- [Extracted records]
-*-
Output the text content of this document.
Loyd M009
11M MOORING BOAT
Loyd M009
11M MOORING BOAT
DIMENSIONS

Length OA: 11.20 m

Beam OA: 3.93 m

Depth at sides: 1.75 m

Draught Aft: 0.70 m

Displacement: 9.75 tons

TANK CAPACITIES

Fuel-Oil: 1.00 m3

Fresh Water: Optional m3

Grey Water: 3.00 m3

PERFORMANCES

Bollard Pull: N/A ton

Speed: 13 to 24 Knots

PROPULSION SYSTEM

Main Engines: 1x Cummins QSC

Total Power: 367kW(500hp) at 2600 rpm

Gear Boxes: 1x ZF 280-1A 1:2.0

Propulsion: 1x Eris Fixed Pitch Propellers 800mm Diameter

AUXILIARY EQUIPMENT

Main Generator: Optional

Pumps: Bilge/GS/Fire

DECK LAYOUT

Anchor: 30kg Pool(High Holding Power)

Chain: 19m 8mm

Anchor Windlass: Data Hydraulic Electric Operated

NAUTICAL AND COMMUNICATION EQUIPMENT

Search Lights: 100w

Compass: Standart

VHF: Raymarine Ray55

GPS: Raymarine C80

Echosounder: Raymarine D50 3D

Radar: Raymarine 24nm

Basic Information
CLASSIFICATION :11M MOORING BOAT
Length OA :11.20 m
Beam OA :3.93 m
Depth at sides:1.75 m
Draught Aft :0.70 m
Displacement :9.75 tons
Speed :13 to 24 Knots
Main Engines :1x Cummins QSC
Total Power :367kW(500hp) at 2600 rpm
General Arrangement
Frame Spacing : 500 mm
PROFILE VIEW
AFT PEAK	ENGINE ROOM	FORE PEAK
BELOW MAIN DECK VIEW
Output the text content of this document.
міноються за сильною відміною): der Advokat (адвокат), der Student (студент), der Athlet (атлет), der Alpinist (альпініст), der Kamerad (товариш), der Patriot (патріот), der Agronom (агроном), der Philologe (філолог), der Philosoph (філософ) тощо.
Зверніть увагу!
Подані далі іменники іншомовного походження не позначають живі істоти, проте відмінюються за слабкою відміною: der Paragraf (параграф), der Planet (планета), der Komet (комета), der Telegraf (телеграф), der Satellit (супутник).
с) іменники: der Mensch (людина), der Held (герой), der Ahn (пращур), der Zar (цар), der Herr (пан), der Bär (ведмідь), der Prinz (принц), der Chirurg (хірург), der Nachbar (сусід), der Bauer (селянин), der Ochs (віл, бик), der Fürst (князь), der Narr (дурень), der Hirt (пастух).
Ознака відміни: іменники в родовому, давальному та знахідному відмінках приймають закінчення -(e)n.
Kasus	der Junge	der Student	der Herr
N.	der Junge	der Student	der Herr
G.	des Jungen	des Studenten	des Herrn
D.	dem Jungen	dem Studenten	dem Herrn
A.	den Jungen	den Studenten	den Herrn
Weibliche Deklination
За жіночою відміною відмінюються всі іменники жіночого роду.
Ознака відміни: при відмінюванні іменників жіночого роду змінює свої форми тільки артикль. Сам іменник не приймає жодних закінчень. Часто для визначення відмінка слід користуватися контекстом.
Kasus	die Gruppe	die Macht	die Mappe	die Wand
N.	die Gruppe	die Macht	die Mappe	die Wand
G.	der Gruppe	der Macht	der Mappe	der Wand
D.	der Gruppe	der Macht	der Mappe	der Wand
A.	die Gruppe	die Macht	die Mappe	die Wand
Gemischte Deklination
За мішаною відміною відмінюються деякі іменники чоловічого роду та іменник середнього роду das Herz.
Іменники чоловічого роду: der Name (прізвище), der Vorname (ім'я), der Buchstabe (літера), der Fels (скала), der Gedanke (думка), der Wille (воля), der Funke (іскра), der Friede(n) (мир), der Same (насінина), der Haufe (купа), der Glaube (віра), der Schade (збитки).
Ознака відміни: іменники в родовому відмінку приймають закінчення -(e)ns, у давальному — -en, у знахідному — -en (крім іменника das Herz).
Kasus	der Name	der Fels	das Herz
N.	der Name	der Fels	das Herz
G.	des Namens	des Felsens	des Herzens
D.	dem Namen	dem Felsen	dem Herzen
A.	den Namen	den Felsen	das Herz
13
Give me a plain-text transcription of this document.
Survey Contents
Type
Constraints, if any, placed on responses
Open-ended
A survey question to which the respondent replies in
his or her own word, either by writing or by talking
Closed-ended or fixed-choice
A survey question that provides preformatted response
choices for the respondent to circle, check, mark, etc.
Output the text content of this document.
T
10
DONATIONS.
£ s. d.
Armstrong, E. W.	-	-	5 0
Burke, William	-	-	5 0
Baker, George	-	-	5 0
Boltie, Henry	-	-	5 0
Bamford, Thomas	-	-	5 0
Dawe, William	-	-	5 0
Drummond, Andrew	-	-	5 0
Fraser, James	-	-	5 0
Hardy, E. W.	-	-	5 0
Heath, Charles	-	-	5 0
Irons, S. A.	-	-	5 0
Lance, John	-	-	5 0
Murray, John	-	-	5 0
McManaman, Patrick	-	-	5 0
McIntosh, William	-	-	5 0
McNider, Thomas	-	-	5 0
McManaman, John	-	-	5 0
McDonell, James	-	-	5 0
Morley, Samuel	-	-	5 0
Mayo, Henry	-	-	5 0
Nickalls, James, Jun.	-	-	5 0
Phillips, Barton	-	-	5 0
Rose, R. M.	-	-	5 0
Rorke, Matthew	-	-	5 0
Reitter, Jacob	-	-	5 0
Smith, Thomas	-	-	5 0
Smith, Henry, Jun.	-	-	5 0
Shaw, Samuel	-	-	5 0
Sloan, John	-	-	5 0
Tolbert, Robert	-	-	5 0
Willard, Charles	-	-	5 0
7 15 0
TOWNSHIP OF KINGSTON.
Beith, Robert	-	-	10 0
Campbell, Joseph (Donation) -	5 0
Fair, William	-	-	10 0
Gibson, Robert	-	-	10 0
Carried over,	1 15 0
-*-
- [WRITTEN TASK] Pick out and copy every line that contains the word "Wand".

- [RESPONSE FOR THIS EXERCISE]
Kasus	die Gruppe	die Macht	die Mappe	die Wand
N.	die Gruppe	die Macht	die Mappe	die Wand
G.	der Gruppe	der Macht	der Mappe	der Wand
D.	der Gruppe	der Macht	der Mappe	der Wand
A.	die Gruppe	die Macht	die Mappe	die Wand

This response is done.